Recorded data
********************
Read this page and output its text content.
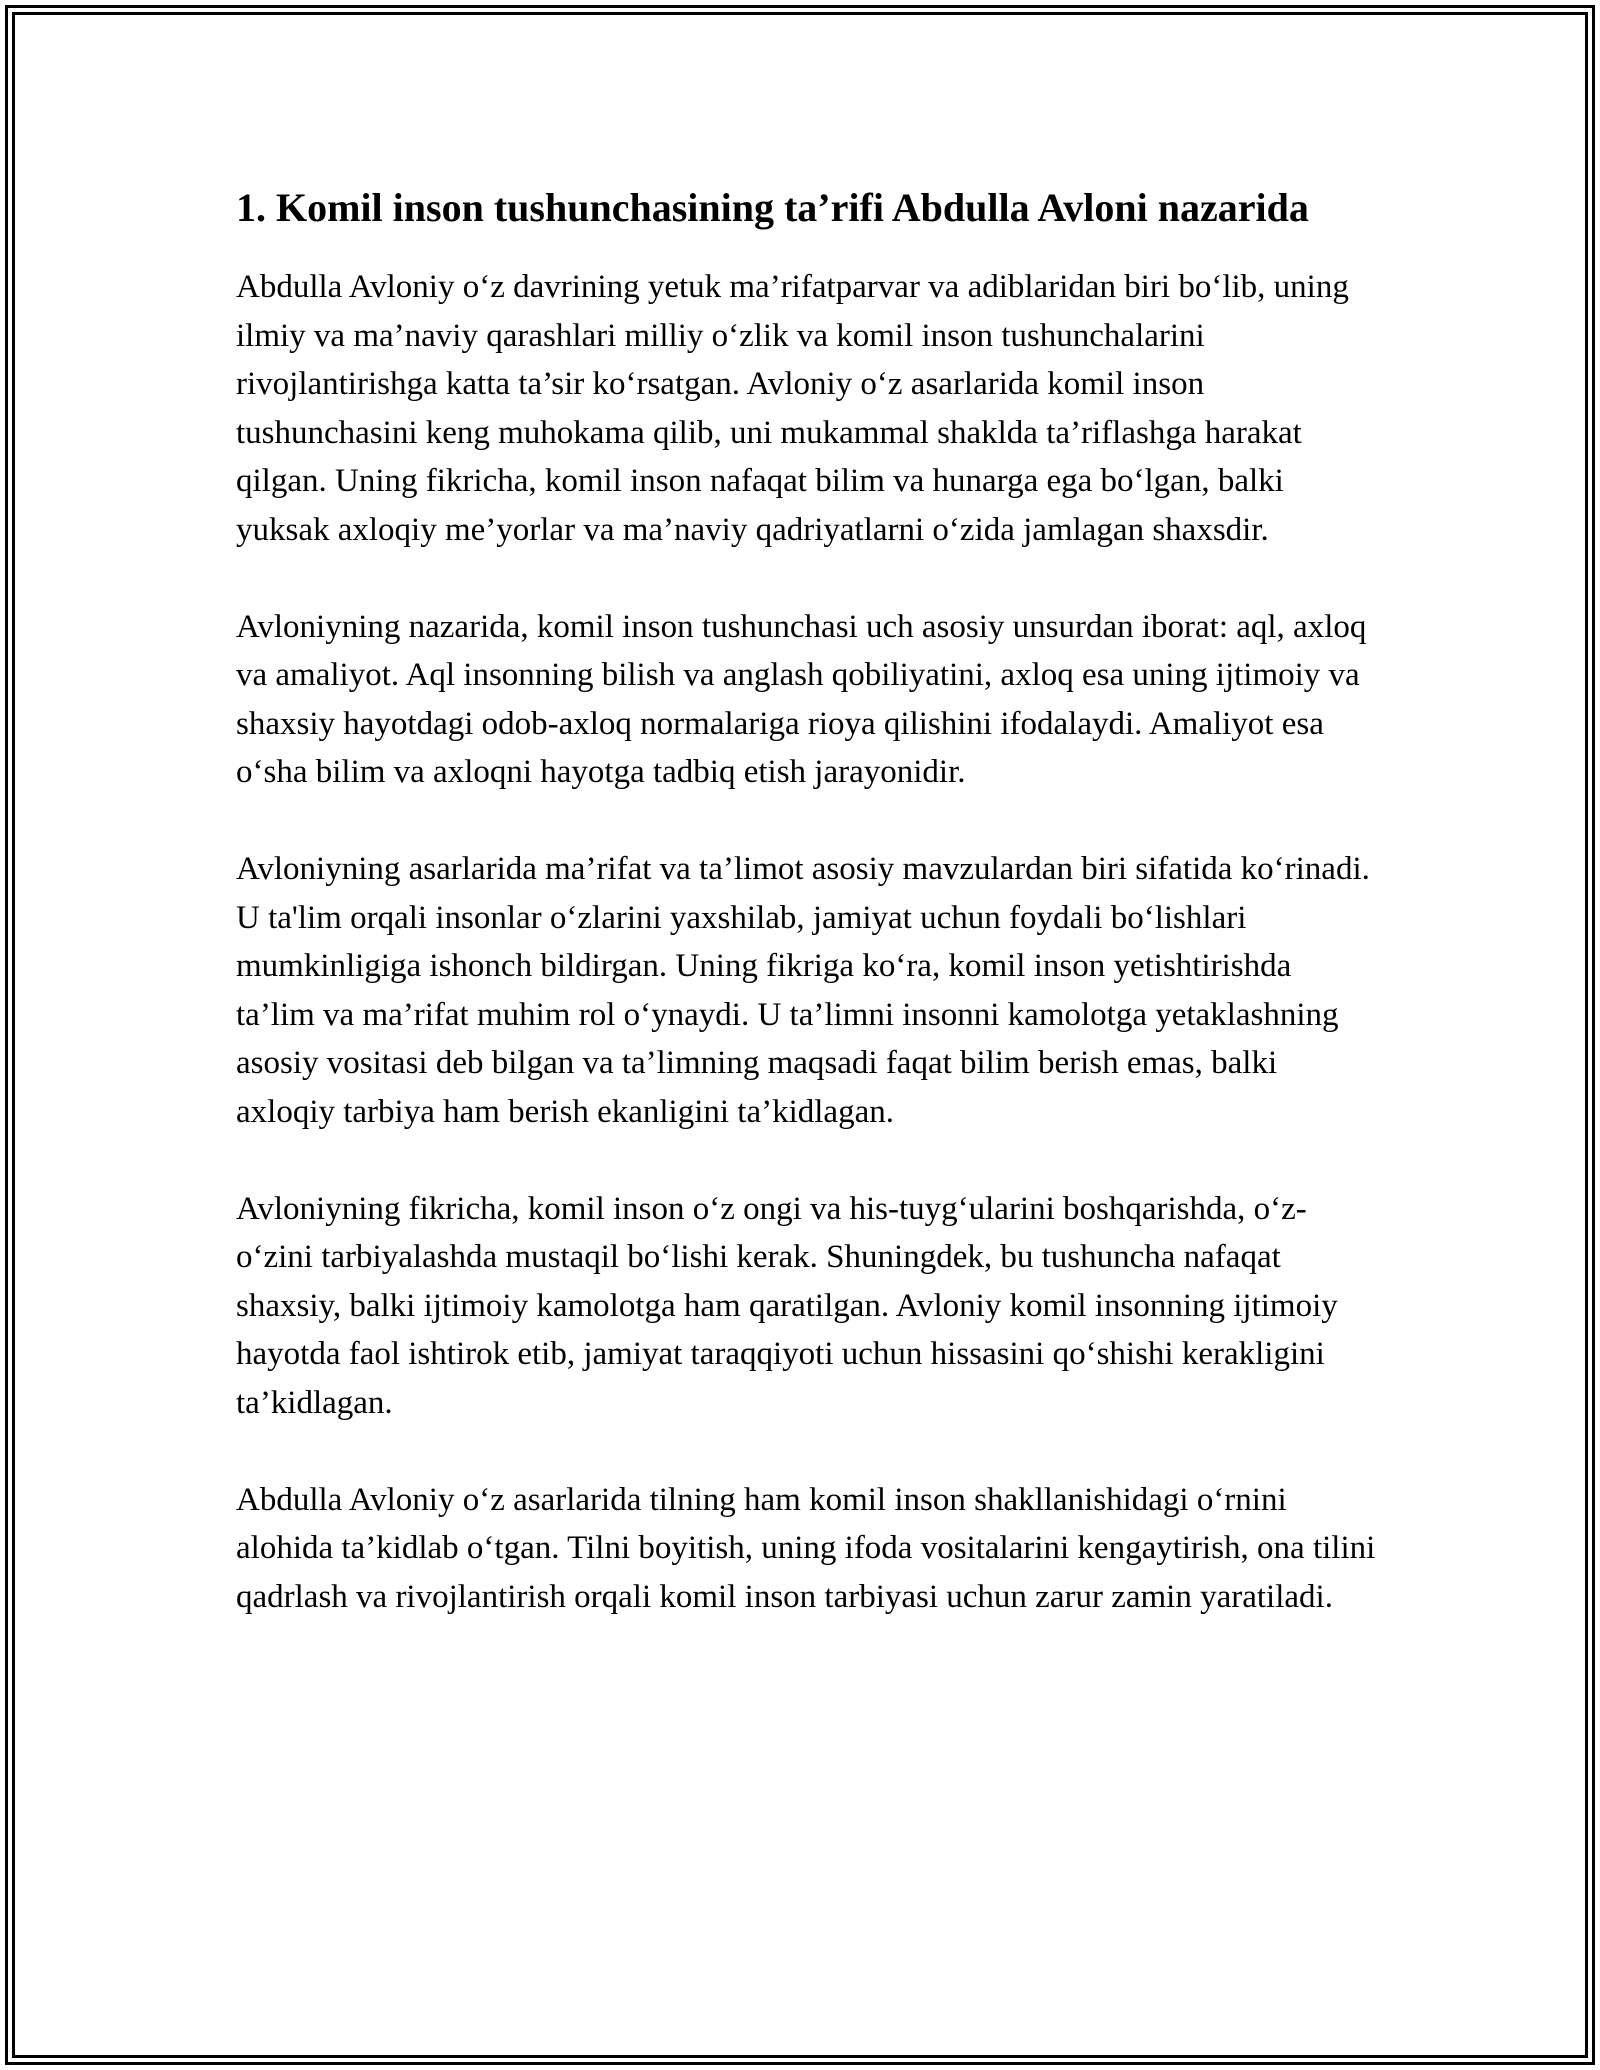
1. Komil inson tushunchasining ta’rifi Abdulla Avloni nazarida

Abdulla Avloniy o‘z davrining yetuk ma’rifatparvar va adiblaridan biri bo‘lib, uning ilmiy va ma’naviy qarashlari milliy o‘zlik va komil inson tushunchalarini rivojlantirishga katta ta’sir ko‘rsatgan. Avloniy o‘z asarlarida komil inson tushunchasini keng muhokama qilib, uni mukammal shaklda ta’riflashga harakat qilgan. Uning fikricha, komil inson nafaqat bilim va hunarga ega bo‘lgan, balki yuksak axloqiy me’yorlar va ma’naviy qadriyatlarni o‘zida jamlagan shaxsdir.

Avloniyning nazarida, komil inson tushunchasi uch asosiy unsurdan iborat: aql, axloq va amaliyot. Aql insonning bilish va anglash qobiliyatini, axloq esa uning ijtimoiy va shaxsiy hayotdagi odob-axloq normalariga rioya qilishini ifodalaydi. Amaliyot esa o‘sha bilim va axloqni hayotga tadbiq etish jarayonidir.

Avloniyning asarlarida ma’rifat va ta’limot asosiy mavzulardan biri sifatida ko‘rinadi. U ta'lim orqali insonlar o‘zlarini yaxshilab, jamiyat uchun foydali bo‘lishlari mumkinligiga ishonch bildirgan. Uning fikriga ko‘ra, komil inson yetishtirishda ta’lim va ma’rifat muhim rol o‘ynaydi. U ta’limni insonni kamolotga yetaklashning asosiy vositasi deb bilgan va ta’limning maqsadi faqat bilim berish emas, balki axloqiy tarbiya ham berish ekanligini ta’kidlagan.

Avloniyning fikricha, komil inson o‘z ongi va his-tuyg‘ularini boshqarishda, o‘z-o‘zini tarbiyalashda mustaqil bo‘lishi kerak. Shuningdek, bu tushuncha nafaqat shaxsiy, balki ijtimoiy kamolotga ham qaratilgan. Avloniy komil insonning ijtimoiy hayotda faol ishtirok etib, jamiyat taraqqiyoti uchun hissasini qo‘shishi kerakligini ta’kidlagan.

Abdulla Avloniy o‘z asarlarida tilning ham komil inson shakllanishidagi o‘rnini alohida ta’kidlab o‘tgan. Tilni boyitish, uning ifoda vositalarini kengaytirish, ona tilini qadrlash va rivojlantirish orqali komil inson tarbiyasi uchun zarur zamin yaratiladi.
********************
Identify all lines in the records above with the word "nazarida".

1. Komil inson tushunchasining ta’rifi Abdulla Avloni nazarida
Avloniyning nazarida, komil inson tushunchasi uch asosiy unsurdan iborat: aql, axloq va amaliyot. Aql insonning bilish va anglash qobiliyatini, axloq esa uning ijtimoiy va shaxsiy hayotdagi odob-axloq normalariga rioya qilishini ifodalaydi. Amaliyot esa o‘sha bilim va axloqni hayotga tadbiq etish jarayonidir.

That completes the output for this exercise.